Your answer should be a single number: the count of lines containing the string "Australian".

** Start of Entries **

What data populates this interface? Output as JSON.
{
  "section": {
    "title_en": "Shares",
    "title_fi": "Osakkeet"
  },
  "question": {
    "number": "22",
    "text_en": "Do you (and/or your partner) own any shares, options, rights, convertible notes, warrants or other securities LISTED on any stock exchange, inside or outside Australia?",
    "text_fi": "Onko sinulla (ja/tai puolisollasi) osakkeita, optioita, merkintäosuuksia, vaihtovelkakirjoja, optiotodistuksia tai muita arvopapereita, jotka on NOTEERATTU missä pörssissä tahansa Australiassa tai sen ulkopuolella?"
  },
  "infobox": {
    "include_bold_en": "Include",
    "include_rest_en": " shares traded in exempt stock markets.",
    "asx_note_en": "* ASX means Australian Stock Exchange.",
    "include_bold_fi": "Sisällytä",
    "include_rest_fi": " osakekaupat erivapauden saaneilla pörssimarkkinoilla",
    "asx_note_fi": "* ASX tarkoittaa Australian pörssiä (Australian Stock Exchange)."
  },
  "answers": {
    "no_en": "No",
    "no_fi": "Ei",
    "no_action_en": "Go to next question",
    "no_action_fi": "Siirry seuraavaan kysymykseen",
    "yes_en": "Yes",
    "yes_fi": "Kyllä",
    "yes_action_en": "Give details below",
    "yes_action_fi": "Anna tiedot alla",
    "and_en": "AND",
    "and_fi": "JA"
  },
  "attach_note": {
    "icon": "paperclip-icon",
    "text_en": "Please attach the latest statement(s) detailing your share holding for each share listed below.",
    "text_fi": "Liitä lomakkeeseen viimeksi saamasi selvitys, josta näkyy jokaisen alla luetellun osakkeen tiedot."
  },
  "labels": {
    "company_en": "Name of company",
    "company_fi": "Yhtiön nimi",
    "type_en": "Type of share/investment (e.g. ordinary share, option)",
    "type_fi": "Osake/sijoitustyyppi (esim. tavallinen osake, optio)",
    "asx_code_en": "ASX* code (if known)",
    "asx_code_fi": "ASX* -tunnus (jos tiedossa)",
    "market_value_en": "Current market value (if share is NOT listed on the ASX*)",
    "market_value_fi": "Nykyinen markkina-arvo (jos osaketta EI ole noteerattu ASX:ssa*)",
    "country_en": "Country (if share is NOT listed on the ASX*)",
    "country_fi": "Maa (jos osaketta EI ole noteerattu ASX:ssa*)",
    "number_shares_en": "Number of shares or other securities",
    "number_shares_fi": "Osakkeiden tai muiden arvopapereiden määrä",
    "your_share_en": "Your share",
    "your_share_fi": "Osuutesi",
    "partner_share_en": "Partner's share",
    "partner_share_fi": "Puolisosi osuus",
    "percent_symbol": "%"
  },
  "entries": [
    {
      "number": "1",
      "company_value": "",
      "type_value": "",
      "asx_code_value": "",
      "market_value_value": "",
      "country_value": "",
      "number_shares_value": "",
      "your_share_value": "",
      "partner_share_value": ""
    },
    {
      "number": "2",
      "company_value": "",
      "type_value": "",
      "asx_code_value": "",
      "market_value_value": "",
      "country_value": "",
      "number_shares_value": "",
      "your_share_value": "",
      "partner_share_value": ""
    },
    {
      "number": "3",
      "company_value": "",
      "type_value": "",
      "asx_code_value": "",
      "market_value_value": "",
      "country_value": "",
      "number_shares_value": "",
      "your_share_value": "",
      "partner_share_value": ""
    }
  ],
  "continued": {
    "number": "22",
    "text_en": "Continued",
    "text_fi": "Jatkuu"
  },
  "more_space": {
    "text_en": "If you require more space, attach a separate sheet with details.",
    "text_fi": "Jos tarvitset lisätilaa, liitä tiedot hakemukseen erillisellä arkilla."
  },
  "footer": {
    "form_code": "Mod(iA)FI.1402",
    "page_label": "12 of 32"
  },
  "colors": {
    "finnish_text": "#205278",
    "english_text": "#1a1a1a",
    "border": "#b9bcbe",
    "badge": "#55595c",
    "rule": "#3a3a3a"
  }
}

** End of Entries **

■ Response to the task
2